== Problem details ==
All records are to be retyped faithfully and completely.

== Dataset entries ==
----------

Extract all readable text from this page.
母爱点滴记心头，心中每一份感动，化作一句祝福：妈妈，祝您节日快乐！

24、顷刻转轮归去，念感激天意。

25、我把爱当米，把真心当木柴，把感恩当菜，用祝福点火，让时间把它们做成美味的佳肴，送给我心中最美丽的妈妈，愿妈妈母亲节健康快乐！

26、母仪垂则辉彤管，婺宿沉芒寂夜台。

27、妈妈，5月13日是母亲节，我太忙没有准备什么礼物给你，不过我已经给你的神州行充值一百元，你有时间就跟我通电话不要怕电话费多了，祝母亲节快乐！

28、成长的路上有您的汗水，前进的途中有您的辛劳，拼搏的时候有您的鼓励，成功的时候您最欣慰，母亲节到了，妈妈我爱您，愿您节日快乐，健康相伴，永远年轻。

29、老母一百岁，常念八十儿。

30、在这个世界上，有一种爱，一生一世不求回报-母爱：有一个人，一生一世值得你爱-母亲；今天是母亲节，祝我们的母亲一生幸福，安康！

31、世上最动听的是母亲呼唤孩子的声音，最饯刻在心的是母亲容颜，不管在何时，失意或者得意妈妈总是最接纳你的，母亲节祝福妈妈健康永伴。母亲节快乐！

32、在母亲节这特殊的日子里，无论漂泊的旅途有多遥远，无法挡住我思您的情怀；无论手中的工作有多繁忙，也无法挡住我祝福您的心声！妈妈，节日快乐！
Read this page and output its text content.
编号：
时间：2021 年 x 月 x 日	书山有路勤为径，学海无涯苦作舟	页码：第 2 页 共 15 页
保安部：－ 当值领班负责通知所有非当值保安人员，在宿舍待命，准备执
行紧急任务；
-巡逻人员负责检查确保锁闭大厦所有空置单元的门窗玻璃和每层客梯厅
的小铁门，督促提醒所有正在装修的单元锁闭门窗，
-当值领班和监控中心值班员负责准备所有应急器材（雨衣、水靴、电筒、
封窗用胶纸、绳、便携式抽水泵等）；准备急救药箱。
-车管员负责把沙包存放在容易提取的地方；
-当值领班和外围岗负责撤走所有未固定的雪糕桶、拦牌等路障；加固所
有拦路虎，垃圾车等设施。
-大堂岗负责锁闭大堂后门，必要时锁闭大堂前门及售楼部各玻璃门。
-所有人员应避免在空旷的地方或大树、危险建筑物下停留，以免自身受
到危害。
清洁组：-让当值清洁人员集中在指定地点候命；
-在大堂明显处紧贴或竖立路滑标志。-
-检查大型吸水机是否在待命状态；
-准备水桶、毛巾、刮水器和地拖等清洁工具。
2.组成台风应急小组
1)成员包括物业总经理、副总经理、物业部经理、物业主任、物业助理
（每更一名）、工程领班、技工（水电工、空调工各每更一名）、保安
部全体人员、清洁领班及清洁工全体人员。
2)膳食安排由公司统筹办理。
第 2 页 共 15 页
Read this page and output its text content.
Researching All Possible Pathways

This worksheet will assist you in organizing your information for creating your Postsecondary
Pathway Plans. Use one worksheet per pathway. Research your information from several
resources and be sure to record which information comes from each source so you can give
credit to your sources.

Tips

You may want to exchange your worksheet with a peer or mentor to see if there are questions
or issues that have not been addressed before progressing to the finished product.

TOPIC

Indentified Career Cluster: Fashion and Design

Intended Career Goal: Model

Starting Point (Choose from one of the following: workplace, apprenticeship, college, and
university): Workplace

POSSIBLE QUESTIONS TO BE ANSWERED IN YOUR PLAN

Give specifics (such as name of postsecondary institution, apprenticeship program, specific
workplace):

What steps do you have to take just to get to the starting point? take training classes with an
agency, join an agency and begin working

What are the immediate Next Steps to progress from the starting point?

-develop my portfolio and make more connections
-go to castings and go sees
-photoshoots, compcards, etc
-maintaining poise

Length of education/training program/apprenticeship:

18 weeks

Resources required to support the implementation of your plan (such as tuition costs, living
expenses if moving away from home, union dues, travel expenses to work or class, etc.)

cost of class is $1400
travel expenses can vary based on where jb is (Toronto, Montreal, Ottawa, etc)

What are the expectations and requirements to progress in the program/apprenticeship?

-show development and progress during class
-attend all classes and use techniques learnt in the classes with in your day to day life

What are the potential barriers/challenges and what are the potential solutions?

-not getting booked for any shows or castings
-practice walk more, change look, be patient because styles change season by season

----------

== Task answer ==
Extract all readable text from this page.
母爱点滴记心头，心中每一份感动，化作一句祝福：妈妈，祝您节日快乐！

24、顷刻转轮归去，念感激天意。

25、我把爱当米，把真心当木柴，把感恩当菜，用祝福点火，让时间把它们做成美味的佳肴，送给我心中最美丽的妈妈，愿妈妈母亲节健康快乐！

26、母仪垂则辉彤管，婺宿沉芒寂夜台。

27、妈妈，5月13日是母亲节，我太忙没有准备什么礼物给你，不过我已经给你的神州行充值一百元，你有时间就跟我通电话不要怕电话费多了，祝母亲节快乐！

28、成长的路上有您的汗水，前进的途中有您的辛劳，拼搏的时候有您的鼓励，成功的时候您最欣慰，母亲节到了，妈妈我爱您，愿您节日快乐，健康相伴，永远年轻。

29、老母一百岁，常念八十儿。

30、在这个世界上，有一种爱，一生一世不求回报-母爱：有一个人，一生一世值得你爱-母亲；今天是母亲节，祝我们的母亲一生幸福，安康！

31、世上最动听的是母亲呼唤孩子的声音，最饯刻在心的是母亲容颜，不管在何时，失意或者得意妈妈总是最接纳你的，母亲节祝福妈妈健康永伴。母亲节快乐！

32、在母亲节这特殊的日子里，无论漂泊的旅途有多遥远，无法挡住我思您的情怀；无论手中的工作有多繁忙，也无法挡住我祝福您的心声！妈妈，节日快乐！
Read this page and output its text content.
编号：
时间：2021 年 x 月 x 日	书山有路勤为径，学海无涯苦作舟	页码：第 2 页 共 15 页
保安部：－ 当值领班负责通知所有非当值保安人员，在宿舍待命，准备执
行紧急任务；
-巡逻人员负责检查确保锁闭大厦所有空置单元的门窗玻璃和每层客梯厅
的小铁门，督促提醒所有正在装修的单元锁闭门窗，
-当值领班和监控中心值班员负责准备所有应急器材（雨衣、水靴、电筒、
封窗用胶纸、绳、便携式抽水泵等）；准备急救药箱。
-车管员负责把沙包存放在容易提取的地方；
-当值领班和外围岗负责撤走所有未固定的雪糕桶、拦牌等路障；加固所
有拦路虎，垃圾车等设施。
-大堂岗负责锁闭大堂后门，必要时锁闭大堂前门及售楼部各玻璃门。
-所有人员应避免在空旷的地方或大树、危险建筑物下停留，以免自身受
到危害。
清洁组：-让当值清洁人员集中在指定地点候命；
-在大堂明显处紧贴或竖立路滑标志。-
-检查大型吸水机是否在待命状态；
-准备水桶、毛巾、刮水器和地拖等清洁工具。
2.组成台风应急小组
1)成员包括物业总经理、副总经理、物业部经理、物业主任、物业助理
（每更一名）、工程领班、技工（水电工、空调工各每更一名）、保安
部全体人员、清洁领班及清洁工全体人员。
2)膳食安排由公司统筹办理。
第 2 页 共 15 页
Read this page and output its text content.
Researching All Possible Pathways

This worksheet will assist you in organizing your information for creating your Postsecondary
Pathway Plans. Use one worksheet per pathway. Research your information from several
resources and be sure to record which information comes from each source so you can give
credit to your sources.

Tips

You may want to exchange your worksheet with a peer or mentor to see if there are questions
or issues that have not been addressed before progressing to the finished product.

TOPIC

Indentified Career Cluster: Fashion and Design

Intended Career Goal: Model

Starting Point (Choose from one of the following: workplace, apprenticeship, college, and
university): Workplace

POSSIBLE QUESTIONS TO BE ANSWERED IN YOUR PLAN

Give specifics (such as name of postsecondary institution, apprenticeship program, specific
workplace):

What steps do you have to take just to get to the starting point? take training classes with an
agency, join an agency and begin working

What are the immediate Next Steps to progress from the starting point?

-develop my portfolio and make more connections
-go to castings and go sees
-photoshoots, compcards, etc
-maintaining poise

Length of education/training program/apprenticeship:

18 weeks

Resources required to support the implementation of your plan (such as tuition costs, living
expenses if moving away from home, union dues, travel expenses to work or class, etc.)

cost of class is $1400
travel expenses can vary based on where jb is (Toronto, Montreal, Ottawa, etc)

What are the expectations and requirements to progress in the program/apprenticeship?

-show development and progress during class
-attend all classes and use techniques learnt in the classes with in your day to day life

What are the potential barriers/challenges and what are the potential solutions?

-not getting booked for any shows or castings
-practice walk more, change look, be patient because styles change season by season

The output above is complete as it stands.